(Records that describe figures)
= = =

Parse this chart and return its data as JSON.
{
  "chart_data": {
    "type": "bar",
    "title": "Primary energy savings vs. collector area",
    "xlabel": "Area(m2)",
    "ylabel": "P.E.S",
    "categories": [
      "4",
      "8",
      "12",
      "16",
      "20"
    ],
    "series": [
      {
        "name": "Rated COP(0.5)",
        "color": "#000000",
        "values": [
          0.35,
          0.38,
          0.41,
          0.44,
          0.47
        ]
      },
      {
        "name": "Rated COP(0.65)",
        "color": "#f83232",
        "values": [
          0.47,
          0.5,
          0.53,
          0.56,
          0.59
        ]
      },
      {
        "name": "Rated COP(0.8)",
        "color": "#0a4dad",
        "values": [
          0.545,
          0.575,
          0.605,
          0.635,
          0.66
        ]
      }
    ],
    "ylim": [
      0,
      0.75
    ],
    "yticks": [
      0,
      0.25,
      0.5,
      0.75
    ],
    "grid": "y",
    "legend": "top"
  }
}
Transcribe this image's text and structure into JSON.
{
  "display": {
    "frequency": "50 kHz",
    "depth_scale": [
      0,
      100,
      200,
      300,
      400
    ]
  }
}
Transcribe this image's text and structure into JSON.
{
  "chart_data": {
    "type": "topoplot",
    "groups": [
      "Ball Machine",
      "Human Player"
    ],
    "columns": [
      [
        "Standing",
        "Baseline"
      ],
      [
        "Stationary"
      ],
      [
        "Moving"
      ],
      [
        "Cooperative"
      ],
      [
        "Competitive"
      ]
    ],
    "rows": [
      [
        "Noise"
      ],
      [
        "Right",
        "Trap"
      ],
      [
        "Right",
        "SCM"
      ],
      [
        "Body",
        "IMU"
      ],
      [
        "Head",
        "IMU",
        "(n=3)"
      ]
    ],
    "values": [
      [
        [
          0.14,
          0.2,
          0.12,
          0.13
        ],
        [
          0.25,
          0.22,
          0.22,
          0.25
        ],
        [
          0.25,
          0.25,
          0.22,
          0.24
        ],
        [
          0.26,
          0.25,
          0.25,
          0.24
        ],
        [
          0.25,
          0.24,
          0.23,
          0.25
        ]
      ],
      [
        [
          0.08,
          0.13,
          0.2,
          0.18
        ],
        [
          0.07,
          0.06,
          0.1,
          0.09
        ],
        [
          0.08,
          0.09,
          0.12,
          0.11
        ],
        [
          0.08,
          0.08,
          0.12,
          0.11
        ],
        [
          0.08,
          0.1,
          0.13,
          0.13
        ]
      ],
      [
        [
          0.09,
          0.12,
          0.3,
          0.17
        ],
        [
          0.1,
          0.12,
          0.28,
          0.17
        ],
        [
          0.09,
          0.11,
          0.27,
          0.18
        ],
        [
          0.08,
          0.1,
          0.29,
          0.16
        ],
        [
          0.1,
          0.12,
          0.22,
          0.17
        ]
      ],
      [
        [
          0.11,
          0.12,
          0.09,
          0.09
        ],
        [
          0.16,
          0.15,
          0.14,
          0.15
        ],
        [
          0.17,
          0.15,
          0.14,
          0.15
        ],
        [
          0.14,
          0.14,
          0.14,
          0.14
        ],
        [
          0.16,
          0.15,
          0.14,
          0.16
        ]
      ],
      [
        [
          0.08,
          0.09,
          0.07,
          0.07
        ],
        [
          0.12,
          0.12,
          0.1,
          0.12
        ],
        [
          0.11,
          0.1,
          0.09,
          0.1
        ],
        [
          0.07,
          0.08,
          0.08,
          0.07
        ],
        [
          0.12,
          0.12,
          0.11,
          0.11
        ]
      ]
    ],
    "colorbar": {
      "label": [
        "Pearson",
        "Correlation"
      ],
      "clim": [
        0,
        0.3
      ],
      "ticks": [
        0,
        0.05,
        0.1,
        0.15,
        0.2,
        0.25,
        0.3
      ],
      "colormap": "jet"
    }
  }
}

= = =

OBJECTIVE:
Restate the data above word for word.

SOLUTION:
Parse this chart and return its data as JSON.
{
  "chart_data": {
    "type": "bar",
    "title": "Primary energy savings vs. collector area",
    "xlabel": "Area(m2)",
    "ylabel": "P.E.S",
    "categories": [
      "4",
      "8",
      "12",
      "16",
      "20"
    ],
    "series": [
      {
        "name": "Rated COP(0.5)",
        "color": "#000000",
        "values": [
          0.35,
          0.38,
          0.41,
          0.44,
          0.47
        ]
      },
      {
        "name": "Rated COP(0.65)",
        "color": "#f83232",
        "values": [
          0.47,
          0.5,
          0.53,
          0.56,
          0.59
        ]
      },
      {
        "name": "Rated COP(0.8)",
        "color": "#0a4dad",
        "values": [
          0.545,
          0.575,
          0.605,
          0.635,
          0.66
        ]
      }
    ],
    "ylim": [
      0,
      0.75
    ],
    "yticks": [
      0,
      0.25,
      0.5,
      0.75
    ],
    "grid": "y",
    "legend": "top"
  }
}
Transcribe this image's text and structure into JSON.
{
  "display": {
    "frequency": "50 kHz",
    "depth_scale": [
      0,
      100,
      200,
      300,
      400
    ]
  }
}
Transcribe this image's text and structure into JSON.
{
  "chart_data": {
    "type": "topoplot",
    "groups": [
      "Ball Machine",
      "Human Player"
    ],
    "columns": [
      [
        "Standing",
        "Baseline"
      ],
      [
        "Stationary"
      ],
      [
        "Moving"
      ],
      [
        "Cooperative"
      ],
      [
        "Competitive"
      ]
    ],
    "rows": [
      [
        "Noise"
      ],
      [
        "Right",
        "Trap"
      ],
      [
        "Right",
        "SCM"
      ],
      [
        "Body",
        "IMU"
      ],
      [
        "Head",
        "IMU",
        "(n=3)"
      ]
    ],
    "values": [
      [
        [
          0.14,
          0.2,
          0.12,
          0.13
        ],
        [
          0.25,
          0.22,
          0.22,
          0.25
        ],
        [
          0.25,
          0.25,
          0.22,
          0.24
        ],
        [
          0.26,
          0.25,
          0.25,
          0.24
        ],
        [
          0.25,
          0.24,
          0.23,
          0.25
        ]
      ],
      [
        [
          0.08,
          0.13,
          0.2,
          0.18
        ],
        [
          0.07,
          0.06,
          0.1,
          0.09
        ],
        [
          0.08,
          0.09,
          0.12,
          0.11
        ],
        [
          0.08,
          0.08,
          0.12,
          0.11
        ],
        [
          0.08,
          0.1,
          0.13,
          0.13
        ]
      ],
      [
        [
          0.09,
          0.12,
          0.3,
          0.17
        ],
        [
          0.1,
          0.12,
          0.28,
          0.17
        ],
        [
          0.09,
          0.11,
          0.27,
          0.18
        ],
        [
          0.08,
          0.1,
          0.29,
          0.16
        ],
        [
          0.1,
          0.12,
          0.22,
          0.17
        ]
      ],
      [
        [
          0.11,
          0.12,
          0.09,
          0.09
        ],
        [
          0.16,
          0.15,
          0.14,
          0.15
        ],
        [
          0.17,
          0.15,
          0.14,
          0.15
        ],
        [
          0.14,
          0.14,
          0.14,
          0.14
        ],
        [
          0.16,
          0.15,
          0.14,
          0.16
        ]
      ],
      [
        [
          0.08,
          0.09,
          0.07,
          0.07
        ],
        [
          0.12,
          0.12,
          0.1,
          0.12
        ],
        [
          0.11,
          0.1,
          0.09,
          0.1
        ],
        [
          0.07,
          0.08,
          0.08,
          0.07
        ],
        [
          0.12,
          0.12,
          0.11,
          0.11
        ]
      ]
    ],
    "colorbar": {
      "label": [
        "Pearson",
        "Correlation"
      ],
      "clim": [
        0,
        0.3
      ],
      "ticks": [
        0,
        0.05,
        0.1,
        0.15,
        0.2,
        0.25,
        0.3
      ],
      "colormap": "jet"
    }
  }
}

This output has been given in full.